(Lines of data)
_ _ _ _ _ _ _
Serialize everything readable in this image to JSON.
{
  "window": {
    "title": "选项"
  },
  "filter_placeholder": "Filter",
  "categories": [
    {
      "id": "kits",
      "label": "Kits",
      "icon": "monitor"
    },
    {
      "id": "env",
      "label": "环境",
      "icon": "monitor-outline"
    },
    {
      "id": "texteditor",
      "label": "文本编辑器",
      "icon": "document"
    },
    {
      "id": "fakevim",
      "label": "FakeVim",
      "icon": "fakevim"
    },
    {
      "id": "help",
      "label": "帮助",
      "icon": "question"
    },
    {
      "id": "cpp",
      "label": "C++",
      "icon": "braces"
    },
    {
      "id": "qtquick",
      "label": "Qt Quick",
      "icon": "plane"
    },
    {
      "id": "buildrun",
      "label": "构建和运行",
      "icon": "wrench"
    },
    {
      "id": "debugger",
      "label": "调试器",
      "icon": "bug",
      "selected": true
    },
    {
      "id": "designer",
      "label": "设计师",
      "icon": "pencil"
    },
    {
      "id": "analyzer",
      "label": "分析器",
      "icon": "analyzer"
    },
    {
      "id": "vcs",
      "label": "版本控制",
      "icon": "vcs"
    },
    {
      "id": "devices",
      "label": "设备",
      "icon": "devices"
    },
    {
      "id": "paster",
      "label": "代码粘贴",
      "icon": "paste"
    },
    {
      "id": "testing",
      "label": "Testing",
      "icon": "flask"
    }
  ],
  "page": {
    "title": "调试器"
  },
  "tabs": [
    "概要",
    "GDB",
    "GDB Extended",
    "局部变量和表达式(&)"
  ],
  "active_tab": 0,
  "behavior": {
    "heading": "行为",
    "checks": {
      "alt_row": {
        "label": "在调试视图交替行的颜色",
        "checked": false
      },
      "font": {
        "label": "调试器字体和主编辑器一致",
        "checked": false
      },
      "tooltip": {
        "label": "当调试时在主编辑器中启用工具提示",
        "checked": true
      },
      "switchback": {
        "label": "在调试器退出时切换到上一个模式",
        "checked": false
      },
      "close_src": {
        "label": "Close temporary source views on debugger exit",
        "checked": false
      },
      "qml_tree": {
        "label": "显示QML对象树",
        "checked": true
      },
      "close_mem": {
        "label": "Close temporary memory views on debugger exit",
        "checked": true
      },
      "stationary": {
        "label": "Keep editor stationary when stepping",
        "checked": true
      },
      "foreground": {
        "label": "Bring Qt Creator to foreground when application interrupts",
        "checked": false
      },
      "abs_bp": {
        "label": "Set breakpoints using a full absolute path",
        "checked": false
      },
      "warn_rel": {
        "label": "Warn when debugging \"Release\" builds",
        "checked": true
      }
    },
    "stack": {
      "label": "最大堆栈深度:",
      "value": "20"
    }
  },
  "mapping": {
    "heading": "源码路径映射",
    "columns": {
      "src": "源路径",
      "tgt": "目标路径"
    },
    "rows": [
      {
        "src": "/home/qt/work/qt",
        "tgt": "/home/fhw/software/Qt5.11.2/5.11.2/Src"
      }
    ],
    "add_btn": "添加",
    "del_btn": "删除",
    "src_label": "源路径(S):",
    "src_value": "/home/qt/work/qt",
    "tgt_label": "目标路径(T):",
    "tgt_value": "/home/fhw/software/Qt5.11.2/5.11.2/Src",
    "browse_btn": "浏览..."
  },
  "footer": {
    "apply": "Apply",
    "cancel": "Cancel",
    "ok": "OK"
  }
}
_ _ _ _ _ _ _
◆ What you are asked to do: Using the material above, print every entry exactly as written.

◆ Final result:
Serialize everything readable in this image to JSON.
{
  "window": {
    "title": "选项"
  },
  "filter_placeholder": "Filter",
  "categories": [
    {
      "id": "kits",
      "label": "Kits",
      "icon": "monitor"
    },
    {
      "id": "env",
      "label": "环境",
      "icon": "monitor-outline"
    },
    {
      "id": "texteditor",
      "label": "文本编辑器",
      "icon": "document"
    },
    {
      "id": "fakevim",
      "label": "FakeVim",
      "icon": "fakevim"
    },
    {
      "id": "help",
      "label": "帮助",
      "icon": "question"
    },
    {
      "id": "cpp",
      "label": "C++",
      "icon": "braces"
    },
    {
      "id": "qtquick",
      "label": "Qt Quick",
      "icon": "plane"
    },
    {
      "id": "buildrun",
      "label": "构建和运行",
      "icon": "wrench"
    },
    {
      "id": "debugger",
      "label": "调试器",
      "icon": "bug",
      "selected": true
    },
    {
      "id": "designer",
      "label": "设计师",
      "icon": "pencil"
    },
    {
      "id": "analyzer",
      "label": "分析器",
      "icon": "analyzer"
    },
    {
      "id": "vcs",
      "label": "版本控制",
      "icon": "vcs"
    },
    {
      "id": "devices",
      "label": "设备",
      "icon": "devices"
    },
    {
      "id": "paster",
      "label": "代码粘贴",
      "icon": "paste"
    },
    {
      "id": "testing",
      "label": "Testing",
      "icon": "flask"
    }
  ],
  "page": {
    "title": "调试器"
  },
  "tabs": [
    "概要",
    "GDB",
    "GDB Extended",
    "局部变量和表达式(&)"
  ],
  "active_tab": 0,
  "behavior": {
    "heading": "行为",
    "checks": {
      "alt_row": {
        "label": "在调试视图交替行的颜色",
        "checked": false
      },
      "font": {
        "label": "调试器字体和主编辑器一致",
        "checked": false
      },
      "tooltip": {
        "label": "当调试时在主编辑器中启用工具提示",
        "checked": true
      },
      "switchback": {
        "label": "在调试器退出时切换到上一个模式",
        "checked": false
      },
      "close_src": {
        "label": "Close temporary source views on debugger exit",
        "checked": false
      },
      "qml_tree": {
        "label": "显示QML对象树",
        "checked": true
      },
      "close_mem": {
        "label": "Close temporary memory views on debugger exit",
        "checked": true
      },
      "stationary": {
        "label": "Keep editor stationary when stepping",
        "checked": true
      },
      "foreground": {
        "label": "Bring Qt Creator to foreground when application interrupts",
        "checked": false
      },
      "abs_bp": {
        "label": "Set breakpoints using a full absolute path",
        "checked": false
      },
      "warn_rel": {
        "label": "Warn when debugging \"Release\" builds",
        "checked": true
      }
    },
    "stack": {
      "label": "最大堆栈深度:",
      "value": "20"
    }
  },
  "mapping": {
    "heading": "源码路径映射",
    "columns": {
      "src": "源路径",
      "tgt": "目标路径"
    },
    "rows": [
      {
        "src": "/home/qt/work/qt",
        "tgt": "/home/fhw/software/Qt5.11.2/5.11.2/Src"
      }
    ],
    "add_btn": "添加",
    "del_btn": "删除",
    "src_label": "源路径(S):",
    "src_value": "/home/qt/work/qt",
    "tgt_label": "目标路径(T):",
    "tgt_value": "/home/fhw/software/Qt5.11.2/5.11.2/Src",
    "browse_btn": "浏览..."
  },
  "footer": {
    "apply": "Apply",
    "cancel": "Cancel",
    "ok": "OK"
  }
}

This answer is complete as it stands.